Work to do: Pictures aside, repeat every entry exactly.

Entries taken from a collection
----

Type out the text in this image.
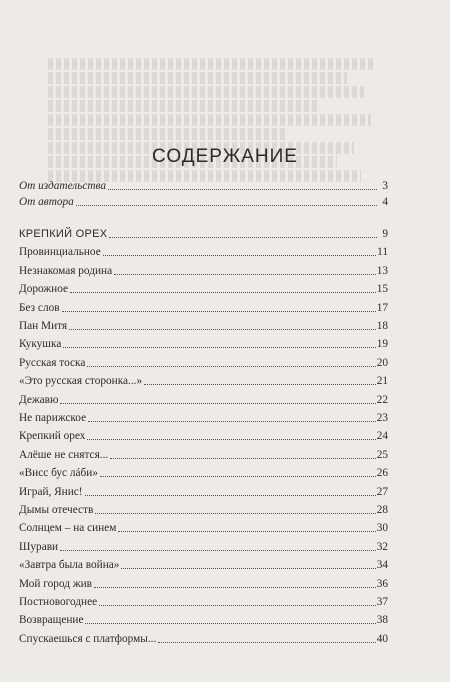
СОДЕРЖАНИЕ
От издательства	3
От автора	4
КРЕПКИЙ ОРЕХ	9
Провинциальное	11
Незнакомая родина	13
Дорожное	15
Без слов	17
Пан Митя	18
Кукушка	19
Русская тоска	20
«Это русская сторонка...»	21
Дежавю	22
Не парижское	23
Крепкий орех	24
Алёше не снятся...	25
«Висс бус лáби»	26
Играй, Янис!	27
Дымы отечеств	28
Солнцем – на синем	30
Шурави	32
«Завтра была война»	34
Мой город жив	36
Постновогоднее	37
Возвращение	38
Спускаешься с платформы...	40
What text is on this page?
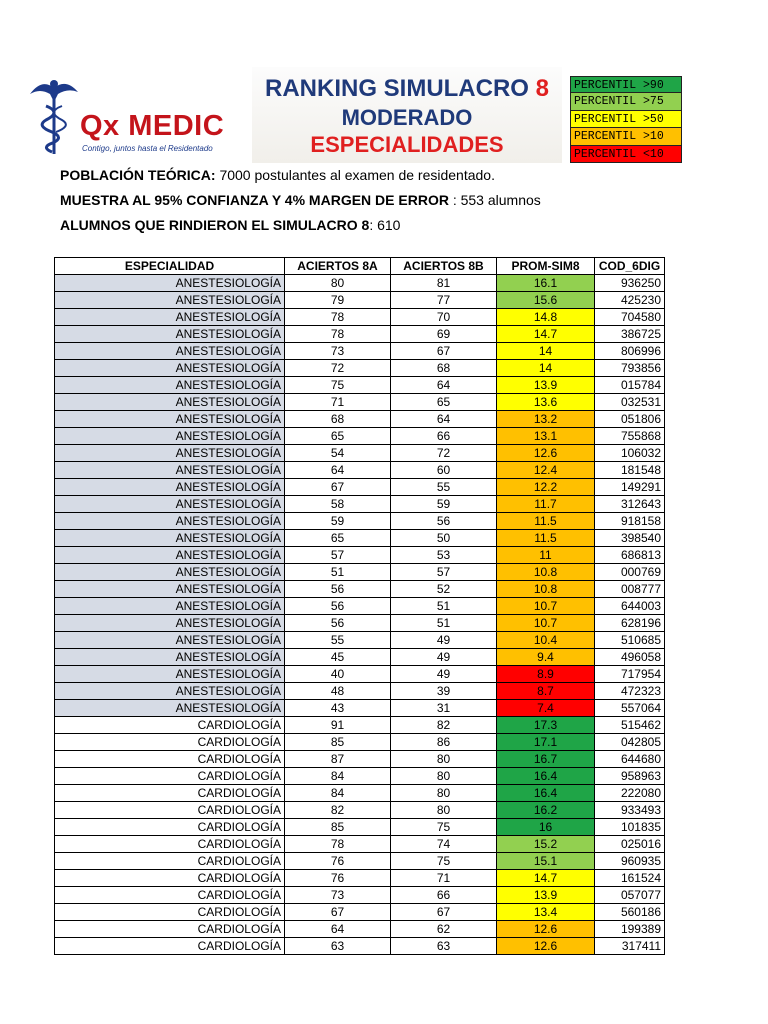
Qx MEDIC
Contigo, juntos hasta el Residentado
RANKING SIMULACRO 8
MODERADO
ESPECIALIDADES
PERCENTIL >90
PERCENTIL >75
PERCENTIL >50
PERCENTIL >10
PERCENTIL <10
POBLACIÓN TEÓRICA: 7000 postulantes al examen de residentado.
MUESTRA AL 95% CONFIANZA Y 4% MARGEN DE ERROR : 553 alumnos
ALUMNOS QUE RINDIERON EL SIMULACRO 8: 610
ESPECIALIDAD	ACIERTOS 8A	ACIERTOS 8B	PROM-SIM8	COD_6DIG
ANESTESIOLOGÍA	80	81	16.1	936250
ANESTESIOLOGÍA	79	77	15.6	425230
ANESTESIOLOGÍA	78	70	14.8	704580
ANESTESIOLOGÍA	78	69	14.7	386725
ANESTESIOLOGÍA	73	67	14	806996
ANESTESIOLOGÍA	72	68	14	793856
ANESTESIOLOGÍA	75	64	13.9	015784
ANESTESIOLOGÍA	71	65	13.6	032531
ANESTESIOLOGÍA	68	64	13.2	051806
ANESTESIOLOGÍA	65	66	13.1	755868
ANESTESIOLOGÍA	54	72	12.6	106032
ANESTESIOLOGÍA	64	60	12.4	181548
ANESTESIOLOGÍA	67	55	12.2	149291
ANESTESIOLOGÍA	58	59	11.7	312643
ANESTESIOLOGÍA	59	56	11.5	918158
ANESTESIOLOGÍA	65	50	11.5	398540
ANESTESIOLOGÍA	57	53	11	686813
ANESTESIOLOGÍA	51	57	10.8	000769
ANESTESIOLOGÍA	56	52	10.8	008777
ANESTESIOLOGÍA	56	51	10.7	644003
ANESTESIOLOGÍA	56	51	10.7	628196
ANESTESIOLOGÍA	55	49	10.4	510685
ANESTESIOLOGÍA	45	49	9.4	496058
ANESTESIOLOGÍA	40	49	8.9	717954
ANESTESIOLOGÍA	48	39	8.7	472323
ANESTESIOLOGÍA	43	31	7.4	557064
CARDIOLOGÍA	91	82	17.3	515462
CARDIOLOGÍA	85	86	17.1	042805
CARDIOLOGÍA	87	80	16.7	644680
CARDIOLOGÍA	84	80	16.4	958963
CARDIOLOGÍA	84	80	16.4	222080
CARDIOLOGÍA	82	80	16.2	933493
CARDIOLOGÍA	85	75	16	101835
CARDIOLOGÍA	78	74	15.2	025016
CARDIOLOGÍA	76	75	15.1	960935
CARDIOLOGÍA	76	71	14.7	161524
CARDIOLOGÍA	73	66	13.9	057077
CARDIOLOGÍA	67	67	13.4	560186
CARDIOLOGÍA	64	62	12.6	199389
CARDIOLOGÍA	63	63	12.6	317411
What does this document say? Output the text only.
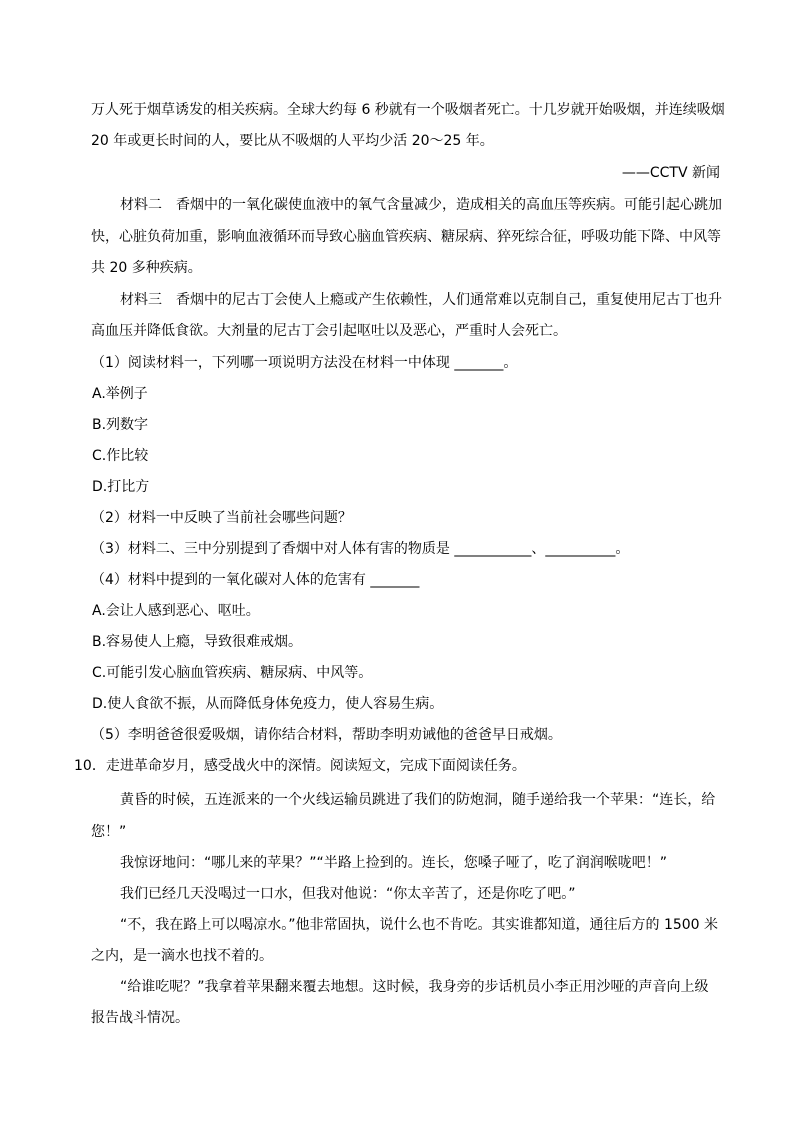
万人死于烟草诱发的相关疾病。全球大约每 6 秒就有一个吸烟者死亡。十几岁就开始吸烟，并连续吸烟
20 年或更长时间的人，要比从不吸烟的人平均少活 20～25 年。
——CCTV 新闻
材料二　香烟中的一氧化碳使血液中的氧气含量减少，造成相关的高血压等疾病。可能引起心跳加
快，心脏负荷加重，影响血液循环而导致心脑血管疾病、糖尿病、猝死综合征，呼吸功能下降、中风等
共 20 多种疾病。
材料三　香烟中的尼古丁会使人上瘾或产生依赖性，人们通常难以克制自己，重复使用尼古丁也升
高血压并降低食欲。大剂量的尼古丁会引起呕吐以及恶心，严重时人会死亡。
（1）阅读材料一，下列哪一项说明方法没在材料一中体现 _______。
A.举例子
B.列数字
C.作比较
D.打比方
（2）材料一中反映了当前社会哪些问题？
（3）材料二、三中分别提到了香烟中对人体有害的物质是 ___________、__________。
（4）材料中提到的一氧化碳对人体的危害有 _______
A.会让人感到恶心、呕吐。
B.容易使人上瘾，导致很难戒烟。
C.可能引发心脑血管疾病、糖尿病、中风等。
D.使人食欲不振，从而降低身体免疫力，使人容易生病。
（5）李明爸爸很爱吸烟，请你结合材料，帮助李明劝诫他的爸爸早日戒烟。
10．走进革命岁月，感受战火中的深情。阅读短文，完成下面阅读任务。
黄昏的时候，五连派来的一个火线运输员跳进了我们的防炮洞，随手递给我一个苹果：“连长，给
您！”
我惊讶地问：“哪儿来的苹果？”“半路上捡到的。连长，您嗓子哑了，吃了润润喉咙吧！”
我们已经几天没喝过一口水，但我对他说：“你太辛苦了，还是你吃了吧。”
“不，我在路上可以喝凉水。”他非常固执，说什么也不肯吃。其实谁都知道，通往后方的 1500 米
之内，是一滴水也找不着的。
“给谁吃呢？”我拿着苹果翻来覆去地想。这时候，我身旁的步话机员小李正用沙哑的声音向上级
报告战斗情况。
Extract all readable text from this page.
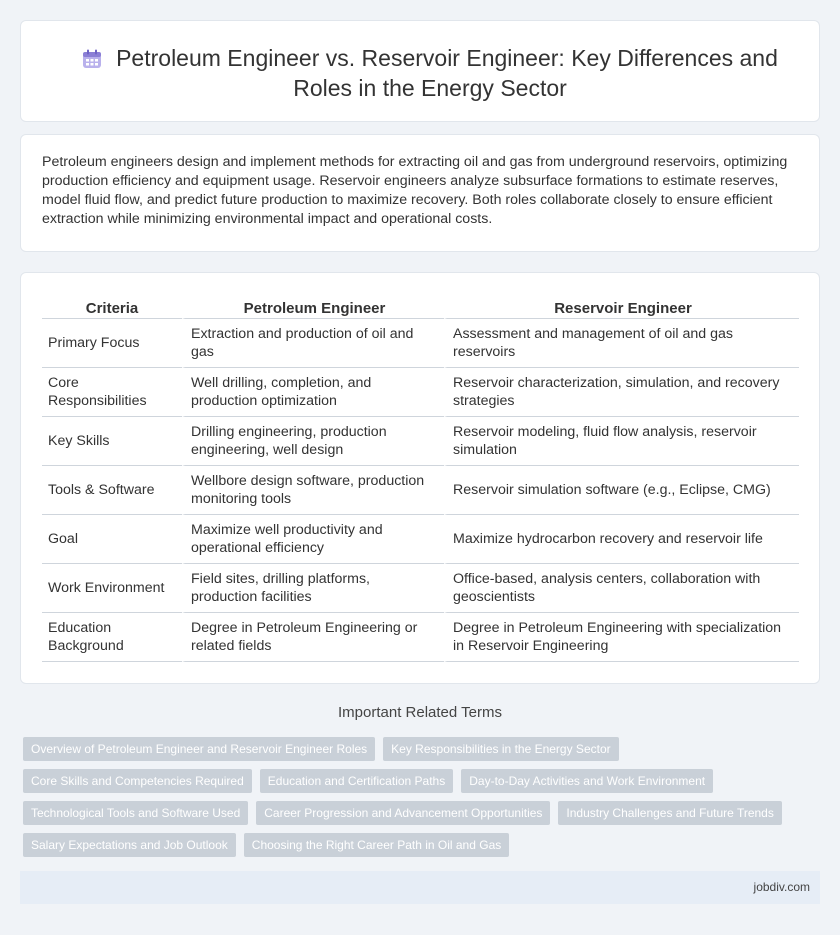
Petroleum Engineer vs. Reservoir Engineer: Key Differences and Roles in the Energy Sector

Petroleum engineers design and implement methods for extracting oil and gas from underground reservoirs, optimizing production efficiency and equipment usage. Reservoir engineers analyze subsurface formations to estimate reserves, model fluid flow, and predict future production to maximize recovery. Both roles collaborate closely to ensure efficient extraction while minimizing environmental impact and operational costs.

Criteria	Petroleum Engineer	Reservoir Engineer
Primary Focus	Extraction and production of oil and gas	Assessment and management of oil and gas reservoirs
Core Responsibilities	Well drilling, completion, and production optimization	Reservoir characterization, simulation, and recovery strategies
Key Skills	Drilling engineering, production engineering, well design	Reservoir modeling, fluid flow analysis, reservoir simulation
Tools & Software	Wellbore design software, production monitoring tools	Reservoir simulation software (e.g., Eclipse, CMG)
Goal	Maximize well productivity and operational efficiency	Maximize hydrocarbon recovery and reservoir life
Work Environment	Field sites, drilling platforms, production facilities	Office-based, analysis centers, collaboration with geoscientists
Education Background	Degree in Petroleum Engineering or related fields	Degree in Petroleum Engineering with specialization in Reservoir Engineering
Important Related Terms
Overview of Petroleum Engineer and Reservoir Engineer Roles	Key Responsibilities in the Energy Sector
Core Skills and Competencies Required	Education and Certification Paths	Day-to-Day Activities and Work Environment
Technological Tools and Software Used	Career Progression and Advancement Opportunities	Industry Challenges and Future Trends
Salary Expectations and Job Outlook	Choosing the Right Career Path in Oil and Gas
jobdiv.com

----

Response to this task:
Type out the text in this image.
СОДЕРЖАНИЕ
От издательства	3
От автора	4
КРЕПКИЙ ОРЕХ	9
Провинциальное	11
Незнакомая родина	13
Дорожное	15
Без слов	17
Пан Митя	18
Кукушка	19
Русская тоска	20
«Это русская сторонка...»	21
Дежавю	22
Не парижское	23
Крепкий орех	24
Алёше не снятся...	25
«Висс бус лáби»	26
Играй, Янис!	27
Дымы отечеств	28
Солнцем – на синем	30
Шурави	32
«Завтра была война»	34
Мой город жив	36
Постновогоднее	37
Возвращение	38
Спускаешься с платформы...	40
What text is on this page?
Qx MEDIC
Contigo, juntos hasta el Residentado
RANKING SIMULACRO 8
MODERADO
ESPECIALIDADES
PERCENTIL >90
PERCENTIL >75
PERCENTIL >50
PERCENTIL >10
PERCENTIL <10
POBLACIÓN TEÓRICA: 7000 postulantes al examen de residentado.
MUESTRA AL 95% CONFIANZA Y 4% MARGEN DE ERROR : 553 alumnos
ALUMNOS QUE RINDIERON EL SIMULACRO 8: 610
ESPECIALIDAD	ACIERTOS 8A	ACIERTOS 8B	PROM-SIM8	COD_6DIG
ANESTESIOLOGÍA	80	81	16.1	936250
ANESTESIOLOGÍA	79	77	15.6	425230
ANESTESIOLOGÍA	78	70	14.8	704580
ANESTESIOLOGÍA	78	69	14.7	386725
ANESTESIOLOGÍA	73	67	14	806996
ANESTESIOLOGÍA	72	68	14	793856
ANESTESIOLOGÍA	75	64	13.9	015784
ANESTESIOLOGÍA	71	65	13.6	032531
ANESTESIOLOGÍA	68	64	13.2	051806
ANESTESIOLOGÍA	65	66	13.1	755868
ANESTESIOLOGÍA	54	72	12.6	106032
ANESTESIOLOGÍA	64	60	12.4	181548
ANESTESIOLOGÍA	67	55	12.2	149291
ANESTESIOLOGÍA	58	59	11.7	312643
ANESTESIOLOGÍA	59	56	11.5	918158
ANESTESIOLOGÍA	65	50	11.5	398540
ANESTESIOLOGÍA	57	53	11	686813
ANESTESIOLOGÍA	51	57	10.8	000769
ANESTESIOLOGÍA	56	52	10.8	008777
ANESTESIOLOGÍA	56	51	10.7	644003
ANESTESIOLOGÍA	56	51	10.7	628196
ANESTESIOLOGÍA	55	49	10.4	510685
ANESTESIOLOGÍA	45	49	9.4	496058
ANESTESIOLOGÍA	40	49	8.9	717954
ANESTESIOLOGÍA	48	39	8.7	472323
ANESTESIOLOGÍA	43	31	7.4	557064
CARDIOLOGÍA	91	82	17.3	515462
CARDIOLOGÍA	85	86	17.1	042805
CARDIOLOGÍA	87	80	16.7	644680
CARDIOLOGÍA	84	80	16.4	958963
CARDIOLOGÍA	84	80	16.4	222080
CARDIOLOGÍA	82	80	16.2	933493
CARDIOLOGÍA	85	75	16	101835
CARDIOLOGÍA	78	74	15.2	025016
CARDIOLOGÍA	76	75	15.1	960935
CARDIOLOGÍA	76	71	14.7	161524
CARDIOLOGÍA	73	66	13.9	057077
CARDIOLOGÍA	67	67	13.4	560186
CARDIOLOGÍA	64	62	12.6	199389
CARDIOLOGÍA	63	63	12.6	317411
What does this document say? Output the text only.
万人死于烟草诱发的相关疾病。全球大约每 6 秒就有一个吸烟者死亡。十几岁就开始吸烟，并连续吸烟
20 年或更长时间的人，要比从不吸烟的人平均少活 20～25 年。
——CCTV 新闻
材料二　香烟中的一氧化碳使血液中的氧气含量减少，造成相关的高血压等疾病。可能引起心跳加
快，心脏负荷加重，影响血液循环而导致心脑血管疾病、糖尿病、猝死综合征，呼吸功能下降、中风等
共 20 多种疾病。
材料三　香烟中的尼古丁会使人上瘾或产生依赖性，人们通常难以克制自己，重复使用尼古丁也升
高血压并降低食欲。大剂量的尼古丁会引起呕吐以及恶心，严重时人会死亡。
（1）阅读材料一，下列哪一项说明方法没在材料一中体现 _______。
A.举例子
B.列数字
C.作比较
D.打比方
（2）材料一中反映了当前社会哪些问题？
（3）材料二、三中分别提到了香烟中对人体有害的物质是 ___________、__________。
（4）材料中提到的一氧化碳对人体的危害有 _______
A.会让人感到恶心、呕吐。
B.容易使人上瘾，导致很难戒烟。
C.可能引发心脑血管疾病、糖尿病、中风等。
D.使人食欲不振，从而降低身体免疫力，使人容易生病。
（5）李明爸爸很爱吸烟，请你结合材料，帮助李明劝诫他的爸爸早日戒烟。
10．走进革命岁月，感受战火中的深情。阅读短文，完成下面阅读任务。
黄昏的时候，五连派来的一个火线运输员跳进了我们的防炮洞，随手递给我一个苹果：“连长，给
您！”
我惊讶地问：“哪儿来的苹果？”“半路上捡到的。连长，您嗓子哑了，吃了润润喉咙吧！”
我们已经几天没喝过一口水，但我对他说：“你太辛苦了，还是你吃了吧。”
“不，我在路上可以喝凉水。”他非常固执，说什么也不肯吃。其实谁都知道，通往后方的 1500 米
之内，是一滴水也找不着的。
“给谁吃呢？”我拿着苹果翻来覆去地想。这时候，我身旁的步话机员小李正用沙哑的声音向上级
报告战斗情况。
Extract all readable text from this page.
Petroleum Engineer vs. Reservoir Engineer: Key Differences and Roles in the Energy Sector

Petroleum engineers design and implement methods for extracting oil and gas from underground reservoirs, optimizing production efficiency and equipment usage. Reservoir engineers analyze subsurface formations to estimate reserves, model fluid flow, and predict future production to maximize recovery. Both roles collaborate closely to ensure efficient extraction while minimizing environmental impact and operational costs.

Criteria	Petroleum Engineer	Reservoir Engineer
Primary Focus	Extraction and production of oil and gas	Assessment and management of oil and gas reservoirs
Core Responsibilities	Well drilling, completion, and production optimization	Reservoir characterization, simulation, and recovery strategies
Key Skills	Drilling engineering, production engineering, well design	Reservoir modeling, fluid flow analysis, reservoir simulation
Tools & Software	Wellbore design software, production monitoring tools	Reservoir simulation software (e.g., Eclipse, CMG)
Goal	Maximize well productivity and operational efficiency	Maximize hydrocarbon recovery and reservoir life
Work Environment	Field sites, drilling platforms, production facilities	Office-based, analysis centers, collaboration with geoscientists
Education Background	Degree in Petroleum Engineering or related fields	Degree in Petroleum Engineering with specialization in Reservoir Engineering
Important Related Terms
Overview of Petroleum Engineer and Reservoir Engineer Roles	Key Responsibilities in the Energy Sector
Core Skills and Competencies Required	Education and Certification Paths	Day-to-Day Activities and Work Environment
Technological Tools and Software Used	Career Progression and Advancement Opportunities	Industry Challenges and Future Trends
Salary Expectations and Job Outlook	Choosing the Right Career Path in Oil and Gas
jobdiv.com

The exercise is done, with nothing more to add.